Work instructions: Count the lines below that contain the word "两玻璃管中液面高度差不变", and reply with that number alone.

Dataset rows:
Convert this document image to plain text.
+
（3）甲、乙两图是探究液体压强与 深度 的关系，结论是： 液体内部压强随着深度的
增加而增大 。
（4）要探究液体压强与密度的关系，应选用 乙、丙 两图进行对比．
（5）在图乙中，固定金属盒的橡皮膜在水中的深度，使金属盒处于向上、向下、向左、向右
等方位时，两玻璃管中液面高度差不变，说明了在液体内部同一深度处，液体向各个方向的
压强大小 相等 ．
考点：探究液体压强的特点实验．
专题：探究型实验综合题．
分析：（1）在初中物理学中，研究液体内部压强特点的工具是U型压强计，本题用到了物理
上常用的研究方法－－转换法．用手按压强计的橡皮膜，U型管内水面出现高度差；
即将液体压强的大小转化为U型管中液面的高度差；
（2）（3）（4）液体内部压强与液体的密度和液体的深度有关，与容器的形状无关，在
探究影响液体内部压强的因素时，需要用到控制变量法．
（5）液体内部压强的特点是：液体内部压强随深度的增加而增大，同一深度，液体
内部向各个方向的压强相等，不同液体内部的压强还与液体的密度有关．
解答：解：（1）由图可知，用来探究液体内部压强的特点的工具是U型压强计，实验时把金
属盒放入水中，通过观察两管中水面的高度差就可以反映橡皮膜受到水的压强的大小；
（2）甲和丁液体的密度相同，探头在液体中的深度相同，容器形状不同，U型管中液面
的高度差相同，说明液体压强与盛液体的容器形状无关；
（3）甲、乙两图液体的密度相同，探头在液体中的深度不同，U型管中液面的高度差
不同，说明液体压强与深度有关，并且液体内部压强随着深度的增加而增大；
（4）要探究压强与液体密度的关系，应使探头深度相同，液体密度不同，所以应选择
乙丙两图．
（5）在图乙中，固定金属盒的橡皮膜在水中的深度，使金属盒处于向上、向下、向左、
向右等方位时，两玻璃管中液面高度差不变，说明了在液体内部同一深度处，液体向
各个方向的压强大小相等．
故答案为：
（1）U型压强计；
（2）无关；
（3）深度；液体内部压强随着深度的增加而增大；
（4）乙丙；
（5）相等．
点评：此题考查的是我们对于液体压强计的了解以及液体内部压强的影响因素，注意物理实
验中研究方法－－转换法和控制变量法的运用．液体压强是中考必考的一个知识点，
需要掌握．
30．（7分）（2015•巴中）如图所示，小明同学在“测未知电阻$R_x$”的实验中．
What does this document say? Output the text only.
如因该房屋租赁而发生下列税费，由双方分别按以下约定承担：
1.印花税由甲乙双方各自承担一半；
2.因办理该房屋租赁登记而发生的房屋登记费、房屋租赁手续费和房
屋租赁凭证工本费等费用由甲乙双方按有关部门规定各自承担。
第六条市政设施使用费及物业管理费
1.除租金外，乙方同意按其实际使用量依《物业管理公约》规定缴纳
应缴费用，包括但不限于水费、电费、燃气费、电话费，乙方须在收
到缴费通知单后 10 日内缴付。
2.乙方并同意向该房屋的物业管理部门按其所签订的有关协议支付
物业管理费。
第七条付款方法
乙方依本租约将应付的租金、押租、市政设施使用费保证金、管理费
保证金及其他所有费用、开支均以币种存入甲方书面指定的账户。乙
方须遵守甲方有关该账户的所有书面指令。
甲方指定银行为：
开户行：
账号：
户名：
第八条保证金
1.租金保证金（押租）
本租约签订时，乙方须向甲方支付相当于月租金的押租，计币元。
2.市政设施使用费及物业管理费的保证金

Correct answer: 2